INSTRUCTION:
Give the records back in full, exactly as they read.

SUPPLIED DATA:

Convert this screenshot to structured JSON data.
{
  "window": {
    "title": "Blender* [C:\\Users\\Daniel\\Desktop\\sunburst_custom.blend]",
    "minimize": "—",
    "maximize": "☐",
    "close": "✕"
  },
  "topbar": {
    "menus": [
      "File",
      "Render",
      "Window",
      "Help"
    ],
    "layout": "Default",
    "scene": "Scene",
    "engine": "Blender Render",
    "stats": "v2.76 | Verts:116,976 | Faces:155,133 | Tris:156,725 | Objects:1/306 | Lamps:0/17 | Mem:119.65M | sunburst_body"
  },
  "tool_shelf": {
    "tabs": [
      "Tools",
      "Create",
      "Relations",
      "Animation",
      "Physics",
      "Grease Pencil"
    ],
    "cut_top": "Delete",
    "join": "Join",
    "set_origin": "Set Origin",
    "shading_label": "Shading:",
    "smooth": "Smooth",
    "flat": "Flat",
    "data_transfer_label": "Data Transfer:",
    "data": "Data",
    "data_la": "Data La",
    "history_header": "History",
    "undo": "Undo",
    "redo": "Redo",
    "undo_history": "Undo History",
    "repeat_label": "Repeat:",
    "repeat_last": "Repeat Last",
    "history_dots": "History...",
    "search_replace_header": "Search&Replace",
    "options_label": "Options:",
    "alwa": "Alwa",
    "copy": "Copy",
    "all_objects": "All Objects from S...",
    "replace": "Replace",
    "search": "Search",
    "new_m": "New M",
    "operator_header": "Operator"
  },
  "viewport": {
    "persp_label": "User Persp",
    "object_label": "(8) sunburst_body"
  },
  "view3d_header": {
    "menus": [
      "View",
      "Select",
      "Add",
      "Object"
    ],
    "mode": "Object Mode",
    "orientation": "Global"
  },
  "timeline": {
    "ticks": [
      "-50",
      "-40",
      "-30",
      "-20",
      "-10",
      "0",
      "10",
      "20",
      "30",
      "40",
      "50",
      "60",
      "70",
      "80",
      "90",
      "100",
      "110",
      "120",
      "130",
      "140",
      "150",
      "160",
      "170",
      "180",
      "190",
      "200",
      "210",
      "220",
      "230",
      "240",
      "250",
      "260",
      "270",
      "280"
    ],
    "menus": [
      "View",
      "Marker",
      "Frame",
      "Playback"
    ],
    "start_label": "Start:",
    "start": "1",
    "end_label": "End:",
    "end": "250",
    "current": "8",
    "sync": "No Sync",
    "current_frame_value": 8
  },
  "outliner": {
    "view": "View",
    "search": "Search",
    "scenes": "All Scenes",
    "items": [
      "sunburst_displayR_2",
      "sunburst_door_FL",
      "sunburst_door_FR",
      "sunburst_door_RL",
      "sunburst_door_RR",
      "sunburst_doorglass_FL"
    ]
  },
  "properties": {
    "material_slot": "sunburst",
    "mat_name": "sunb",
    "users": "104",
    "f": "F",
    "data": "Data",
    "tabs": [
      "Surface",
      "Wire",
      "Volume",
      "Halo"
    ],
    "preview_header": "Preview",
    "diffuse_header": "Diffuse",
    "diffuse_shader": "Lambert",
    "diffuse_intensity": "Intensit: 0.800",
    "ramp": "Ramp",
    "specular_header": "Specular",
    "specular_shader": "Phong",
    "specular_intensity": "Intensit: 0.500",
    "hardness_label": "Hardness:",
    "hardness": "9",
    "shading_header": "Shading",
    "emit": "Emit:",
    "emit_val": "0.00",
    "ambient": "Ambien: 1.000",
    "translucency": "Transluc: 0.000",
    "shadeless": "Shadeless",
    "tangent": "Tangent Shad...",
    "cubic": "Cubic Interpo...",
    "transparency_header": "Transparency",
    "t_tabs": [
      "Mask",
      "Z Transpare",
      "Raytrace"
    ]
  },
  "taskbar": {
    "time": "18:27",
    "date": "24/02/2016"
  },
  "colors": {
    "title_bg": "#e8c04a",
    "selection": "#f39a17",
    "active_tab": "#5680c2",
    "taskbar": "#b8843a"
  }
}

OUTPUT FOR THIS TASK:
Convert this screenshot to structured JSON data.
{
  "window": {
    "title": "Blender* [C:\\Users\\Daniel\\Desktop\\sunburst_custom.blend]",
    "minimize": "—",
    "maximize": "☐",
    "close": "✕"
  },
  "topbar": {
    "menus": [
      "File",
      "Render",
      "Window",
      "Help"
    ],
    "layout": "Default",
    "scene": "Scene",
    "engine": "Blender Render",
    "stats": "v2.76 | Verts:116,976 | Faces:155,133 | Tris:156,725 | Objects:1/306 | Lamps:0/17 | Mem:119.65M | sunburst_body"
  },
  "tool_shelf": {
    "tabs": [
      "Tools",
      "Create",
      "Relations",
      "Animation",
      "Physics",
      "Grease Pencil"
    ],
    "cut_top": "Delete",
    "join": "Join",
    "set_origin": "Set Origin",
    "shading_label": "Shading:",
    "smooth": "Smooth",
    "flat": "Flat",
    "data_transfer_label": "Data Transfer:",
    "data": "Data",
    "data_la": "Data La",
    "history_header": "History",
    "undo": "Undo",
    "redo": "Redo",
    "undo_history": "Undo History",
    "repeat_label": "Repeat:",
    "repeat_last": "Repeat Last",
    "history_dots": "History...",
    "search_replace_header": "Search&Replace",
    "options_label": "Options:",
    "alwa": "Alwa",
    "copy": "Copy",
    "all_objects": "All Objects from S...",
    "replace": "Replace",
    "search": "Search",
    "new_m": "New M",
    "operator_header": "Operator"
  },
  "viewport": {
    "persp_label": "User Persp",
    "object_label": "(8) sunburst_body"
  },
  "view3d_header": {
    "menus": [
      "View",
      "Select",
      "Add",
      "Object"
    ],
    "mode": "Object Mode",
    "orientation": "Global"
  },
  "timeline": {
    "ticks": [
      "-50",
      "-40",
      "-30",
      "-20",
      "-10",
      "0",
      "10",
      "20",
      "30",
      "40",
      "50",
      "60",
      "70",
      "80",
      "90",
      "100",
      "110",
      "120",
      "130",
      "140",
      "150",
      "160",
      "170",
      "180",
      "190",
      "200",
      "210",
      "220",
      "230",
      "240",
      "250",
      "260",
      "270",
      "280"
    ],
    "menus": [
      "View",
      "Marker",
      "Frame",
      "Playback"
    ],
    "start_label": "Start:",
    "start": "1",
    "end_label": "End:",
    "end": "250",
    "current": "8",
    "sync": "No Sync",
    "current_frame_value": 8
  },
  "outliner": {
    "view": "View",
    "search": "Search",
    "scenes": "All Scenes",
    "items": [
      "sunburst_displayR_2",
      "sunburst_door_FL",
      "sunburst_door_FR",
      "sunburst_door_RL",
      "sunburst_door_RR",
      "sunburst_doorglass_FL"
    ]
  },
  "properties": {
    "material_slot": "sunburst",
    "mat_name": "sunb",
    "users": "104",
    "f": "F",
    "data": "Data",
    "tabs": [
      "Surface",
      "Wire",
      "Volume",
      "Halo"
    ],
    "preview_header": "Preview",
    "diffuse_header": "Diffuse",
    "diffuse_shader": "Lambert",
    "diffuse_intensity": "Intensit: 0.800",
    "ramp": "Ramp",
    "specular_header": "Specular",
    "specular_shader": "Phong",
    "specular_intensity": "Intensit: 0.500",
    "hardness_label": "Hardness:",
    "hardness": "9",
    "shading_header": "Shading",
    "emit": "Emit:",
    "emit_val": "0.00",
    "ambient": "Ambien: 1.000",
    "translucency": "Transluc: 0.000",
    "shadeless": "Shadeless",
    "tangent": "Tangent Shad...",
    "cubic": "Cubic Interpo...",
    "transparency_header": "Transparency",
    "t_tabs": [
      "Mask",
      "Z Transpare",
      "Raytrace"
    ]
  },
  "taskbar": {
    "time": "18:27",
    "date": "24/02/2016"
  },
  "colors": {
    "title_bg": "#e8c04a",
    "selection": "#f39a17",
    "active_tab": "#5680c2",
    "taskbar": "#b8843a"
  }
}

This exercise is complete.